> _Exercise A_: Please extract the ECG dataset text from "Table 3 Attributes" to "was presented blow.".
> _Exercise B_: Continue the ECG dataset text from its final sentence.

> _Text segment_:
+-------+
Butterworth is a filter that was first introduced in 1930 by the British engineer and physicist Stephen Butterworth7. Its merit comes from the fact that its frequency response is as flat as possible in the passband. We set up parameters of the filter as follows: passband to 50 Hz, stopband to 60 Hz, no more than 1.0 dB of passband ripple and at least 2.5 dB of attenuation in the stopband. The filtering would not only change the amplitude but also shift the phase that is disadvantageous for subsequent analyses. Thus, we performed filtering in both forward and reverse directions to compensate for this phase-shifting.

LOESS curve fitting

The local polynomial regression smoother (LOESS)8,9 was used to remove baseline wandering. The smoother was fitted using weighted least squares where the weight function gives the most weight to the data points nearest the point of estimation and the least weight to the data points that farthest away. We used a robust version of LOESS that assigns zero weight to data outside six mean absolute deviations. We subtracted the LOESS estimated trend to clear the effect of baseline wandering.

Non local means(NLM)

The NLM was also used for residual noise reduction. This algorithm was first introduced to smooth the repeated structures in digital images10. Later, this idea was applied to ECG data denoising11, and further developed and combined with Empirical Mode Decomposition12. For a certain length of univariate time series data, NLM reconstructs every data point S(i) through weighted averaging of all data points D(i) in the original sequence, where i and j are indices of location. The weights w(i, j) are determined by a similarity measure between D(i + δ) and D(i + δ), δ Δ.

$$S(i)=\frac{1}{Z(i)}\sum _{j\in N(i)}\,w(i,j)D(j)$$
(1)

where

$$Z(i)=\sum _{j}\,w(i,j)$$
(2)

and

$$w(i,j)=exp\left(-\frac{\sum _{\delta \in \Delta }\,{[D(i+\delta )-D(j+\delta )]}^{2}}{2{L}_{\Delta }{\lambda }^{2}}\right)$$
(3)

where λ is a smoothness control parameter, and Δ represents a local patch of samples containing LΔ samples. Thus, at each point, the NLM smoothing borrows information from all points that have similar patterns within the search range N(i). The similarity measure determines how many periods will be included and averaged. We used a Gaussian kernel as a weight function in the smoothing step of our analysis.

Data Records

Data presented in this work consist of four parts: raw ECG data, denoised ECG data, diagnoses file, and attributes dictionary file. These files are available online at figshare13. For each subject, the raw ECG data were saved as a single CSV file, and denoised ECG data were saved under the same name CSV file, but in a different file folder. Also, each CSV file mentioned above contains 5000 rows and 12 columns with header names presenting the ECG lead. These CSV files are named by unique IDs. These IDs were also saved in the diagnostics file with attributes name FileName. The diagnoses file contains all the diagnoses information for each subject including filename, rhythm, other conditions, patient age, gender, and other ECG summary attributes (acquired from GE MUSE system). Table 3 displays detailed information for each attribute. The attribute dictionary file explains the acronym names of other cardiac conditions (shown in Online-only Table 1).

Table 3 Attributes in diagnosis file.

Technical Validation

In this study, various technical approaches were employed to validate the reliability and quality of the ECG data. A detailed description of these validation methods was presented blow.
+-------+
> _Data under study_:
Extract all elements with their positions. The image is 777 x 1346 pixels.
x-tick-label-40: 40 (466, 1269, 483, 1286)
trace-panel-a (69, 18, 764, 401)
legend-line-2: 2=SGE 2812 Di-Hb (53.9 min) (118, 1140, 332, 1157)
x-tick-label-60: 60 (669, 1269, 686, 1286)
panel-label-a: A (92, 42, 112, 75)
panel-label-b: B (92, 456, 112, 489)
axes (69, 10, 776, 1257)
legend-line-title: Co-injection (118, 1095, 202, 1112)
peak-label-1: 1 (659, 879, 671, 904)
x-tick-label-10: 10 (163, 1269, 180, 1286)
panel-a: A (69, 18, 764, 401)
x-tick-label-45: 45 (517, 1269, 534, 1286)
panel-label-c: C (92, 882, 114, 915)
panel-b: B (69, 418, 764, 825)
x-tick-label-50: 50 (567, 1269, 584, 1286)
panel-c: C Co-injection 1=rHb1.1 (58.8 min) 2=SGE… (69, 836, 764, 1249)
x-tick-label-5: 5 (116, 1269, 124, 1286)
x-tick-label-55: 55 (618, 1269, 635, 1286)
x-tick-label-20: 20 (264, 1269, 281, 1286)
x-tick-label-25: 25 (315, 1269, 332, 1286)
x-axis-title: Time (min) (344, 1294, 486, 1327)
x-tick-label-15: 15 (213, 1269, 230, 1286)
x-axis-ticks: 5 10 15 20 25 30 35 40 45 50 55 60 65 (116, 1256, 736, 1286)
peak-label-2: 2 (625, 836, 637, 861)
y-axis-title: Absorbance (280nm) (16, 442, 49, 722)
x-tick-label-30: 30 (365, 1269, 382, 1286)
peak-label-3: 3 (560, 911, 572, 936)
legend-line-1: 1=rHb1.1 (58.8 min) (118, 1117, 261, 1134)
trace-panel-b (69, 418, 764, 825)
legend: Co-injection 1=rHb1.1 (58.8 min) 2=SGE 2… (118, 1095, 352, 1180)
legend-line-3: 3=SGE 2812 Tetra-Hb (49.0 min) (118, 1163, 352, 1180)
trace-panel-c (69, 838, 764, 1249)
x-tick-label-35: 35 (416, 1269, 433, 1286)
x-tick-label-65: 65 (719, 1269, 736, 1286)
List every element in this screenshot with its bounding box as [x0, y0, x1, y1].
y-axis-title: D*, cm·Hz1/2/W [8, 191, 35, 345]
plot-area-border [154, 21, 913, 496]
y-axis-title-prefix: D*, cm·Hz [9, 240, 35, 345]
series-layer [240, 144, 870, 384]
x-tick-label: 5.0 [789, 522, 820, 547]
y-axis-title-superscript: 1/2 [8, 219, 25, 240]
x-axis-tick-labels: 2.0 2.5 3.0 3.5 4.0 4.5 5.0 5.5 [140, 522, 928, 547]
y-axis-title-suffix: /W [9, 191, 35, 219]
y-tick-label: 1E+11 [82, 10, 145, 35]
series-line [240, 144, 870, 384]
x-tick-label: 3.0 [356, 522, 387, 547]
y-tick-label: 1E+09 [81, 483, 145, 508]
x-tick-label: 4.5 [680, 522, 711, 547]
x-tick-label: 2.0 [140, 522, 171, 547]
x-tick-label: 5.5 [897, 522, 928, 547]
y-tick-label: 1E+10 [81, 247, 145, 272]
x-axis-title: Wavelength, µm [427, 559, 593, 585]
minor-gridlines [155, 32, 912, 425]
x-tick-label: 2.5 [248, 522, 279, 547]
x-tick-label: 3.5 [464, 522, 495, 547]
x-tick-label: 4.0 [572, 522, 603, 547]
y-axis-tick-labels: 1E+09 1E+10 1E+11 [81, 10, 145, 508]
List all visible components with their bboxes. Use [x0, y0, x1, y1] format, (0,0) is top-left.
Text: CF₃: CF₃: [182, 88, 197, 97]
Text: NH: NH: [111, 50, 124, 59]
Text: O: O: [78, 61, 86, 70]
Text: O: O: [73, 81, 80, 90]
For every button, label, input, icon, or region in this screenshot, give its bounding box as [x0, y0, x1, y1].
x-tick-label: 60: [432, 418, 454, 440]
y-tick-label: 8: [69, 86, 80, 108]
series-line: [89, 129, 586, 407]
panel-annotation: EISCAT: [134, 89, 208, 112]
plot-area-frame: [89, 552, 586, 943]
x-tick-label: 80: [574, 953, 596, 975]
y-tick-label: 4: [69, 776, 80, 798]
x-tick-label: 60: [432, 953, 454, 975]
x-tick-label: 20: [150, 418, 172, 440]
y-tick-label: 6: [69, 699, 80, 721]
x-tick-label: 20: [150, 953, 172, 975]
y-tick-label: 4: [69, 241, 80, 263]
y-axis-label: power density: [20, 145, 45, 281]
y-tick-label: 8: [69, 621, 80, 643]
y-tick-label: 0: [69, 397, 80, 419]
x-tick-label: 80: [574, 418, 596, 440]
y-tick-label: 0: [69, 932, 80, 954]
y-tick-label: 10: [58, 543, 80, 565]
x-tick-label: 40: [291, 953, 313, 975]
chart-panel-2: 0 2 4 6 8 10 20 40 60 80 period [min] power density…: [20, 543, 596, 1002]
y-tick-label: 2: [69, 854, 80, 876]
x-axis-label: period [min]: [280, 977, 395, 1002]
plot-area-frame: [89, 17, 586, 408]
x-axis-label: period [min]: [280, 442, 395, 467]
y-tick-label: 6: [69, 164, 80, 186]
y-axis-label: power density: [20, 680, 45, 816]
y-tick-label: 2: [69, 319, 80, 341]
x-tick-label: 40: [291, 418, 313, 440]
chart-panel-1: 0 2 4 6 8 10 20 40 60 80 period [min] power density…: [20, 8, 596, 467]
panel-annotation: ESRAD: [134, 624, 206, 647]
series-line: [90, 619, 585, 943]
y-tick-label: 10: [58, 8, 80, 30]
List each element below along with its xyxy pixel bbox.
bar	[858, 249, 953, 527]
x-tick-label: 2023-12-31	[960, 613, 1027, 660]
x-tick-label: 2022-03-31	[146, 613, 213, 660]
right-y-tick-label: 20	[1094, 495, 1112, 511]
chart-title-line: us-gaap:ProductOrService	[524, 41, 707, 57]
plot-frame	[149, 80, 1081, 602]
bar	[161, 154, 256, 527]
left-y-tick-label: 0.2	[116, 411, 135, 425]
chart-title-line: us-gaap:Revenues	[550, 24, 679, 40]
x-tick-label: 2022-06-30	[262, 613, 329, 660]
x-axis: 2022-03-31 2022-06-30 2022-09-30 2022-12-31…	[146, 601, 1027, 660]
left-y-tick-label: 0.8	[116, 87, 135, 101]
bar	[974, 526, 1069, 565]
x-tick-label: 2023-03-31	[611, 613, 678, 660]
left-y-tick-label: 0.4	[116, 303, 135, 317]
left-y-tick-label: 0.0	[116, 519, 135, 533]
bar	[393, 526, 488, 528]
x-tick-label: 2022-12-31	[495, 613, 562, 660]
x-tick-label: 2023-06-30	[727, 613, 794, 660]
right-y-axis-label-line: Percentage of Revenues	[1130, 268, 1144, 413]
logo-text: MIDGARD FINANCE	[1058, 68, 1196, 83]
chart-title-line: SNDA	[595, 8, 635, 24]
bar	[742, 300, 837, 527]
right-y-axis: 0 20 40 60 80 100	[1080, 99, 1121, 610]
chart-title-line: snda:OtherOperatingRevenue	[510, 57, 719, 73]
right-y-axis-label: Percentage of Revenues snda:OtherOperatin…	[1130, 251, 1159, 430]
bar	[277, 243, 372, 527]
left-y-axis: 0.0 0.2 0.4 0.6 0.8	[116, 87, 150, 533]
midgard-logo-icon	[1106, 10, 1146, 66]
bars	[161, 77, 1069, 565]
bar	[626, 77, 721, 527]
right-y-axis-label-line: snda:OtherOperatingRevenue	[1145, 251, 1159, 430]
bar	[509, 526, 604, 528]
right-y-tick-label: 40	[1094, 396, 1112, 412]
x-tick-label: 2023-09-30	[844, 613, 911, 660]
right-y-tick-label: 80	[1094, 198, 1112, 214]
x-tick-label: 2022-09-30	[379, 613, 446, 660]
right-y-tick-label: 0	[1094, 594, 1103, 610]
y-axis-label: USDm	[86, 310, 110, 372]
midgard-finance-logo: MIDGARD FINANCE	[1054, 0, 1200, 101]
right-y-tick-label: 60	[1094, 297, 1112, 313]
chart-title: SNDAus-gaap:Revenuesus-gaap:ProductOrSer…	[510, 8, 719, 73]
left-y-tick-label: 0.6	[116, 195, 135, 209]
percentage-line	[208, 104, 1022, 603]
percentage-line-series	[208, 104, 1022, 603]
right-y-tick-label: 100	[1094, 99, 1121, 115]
+-------+
> _Task result A_:
Table 3 Attributes in diagnosis file.

Technical Validation

In this study, various technical approaches were employed to validate the reliability and quality of the ECG data. A detailed description of these validation methods was presented blow.

> _Task result B_:
ECG measurement validation

According to the standard ECG measurement mechanism, two constraints must be satisfied: first, the voltage value of lead II should always be equal to the sum of voltage values of lead I and lead III; second, the sum of voltage values of lead aVR, aVL, and aVF should be equal to zero. It is well known that the right hand electrode and left hand electrode could have their positions switched by operators without a change on corresponding ECG data. Moreover, some of the electrodes could slip off during the test resulting in ECGs displaying a straight line. We created an automatic error-checking algorithm that detects the presence of these undesirable cases and excluded such ECG records from the database.

classification for validation

We implemented several arrhythmia classification algorithms on our data. The extreme gradient boosting tree14 attained the highest overall F1 score of 0.97. Detailed results were presented in Table 4. The high classification accuracy validates both the quality of the ECG data and the reliability of the arrhythmia condition labels. The pipeline of the proposed classification scheme was presented in Fig. 6.

Table 4 Performance report of gradient boosting tree model.
Fig. 6
figure 6

The common process of ECG analysis.

Since some rare rhythms have less than 10 samples as shown in Table 2, following a suggestion from cardiologists, we have hierarchically merged several rare cases to upper-level arrhythmia types. Thus, 11 rhythms were merged into 4 groups (SB, AFIB, GSVT, SR) shown in Table 5, SB only included sinus bradycardia, AFIB consisted of atrial fibrillation and atrial flutter (AF), GSVT contained supraventricular tachycardia, atrial tachycardia, atrioventricular node reentrant tachycardia, atrioventricular reentrant tachycardia and sinus atrium to atrial wandering rhythm, and SR included sinus rhythm and sinus irregularity. Referring to the guidelines15,16,17 that recommend AFIB and AF often coexist, any ECG with a rhythm of AFIB or AF was classified into AFIB group. Merging sinus rhythm and sinus irregularity to SR group helps to distinguish such a combination from the GSVT group, and sinus irregularity can be easily separated from sinus rhythm later by one single criterion, RR interval variation. Supraventricular tachycardia actually is a general term used in the daily ECG screening. For example, if the cardiologists cannot confirm atrial tachycardia or atrioventricular node reentrant tachycardia purely by ECG, they will give the general name supraventricular tachycardia. Therefore, the practice of merging all tachycardia originating from supraventricular locations to GSVT group was adopted in this work. After re-grouping labels of the dataset, these new aggregated classes can significantly contribute to the training of optimal classification approaches.

Table 5 The quantity of data after merged classes.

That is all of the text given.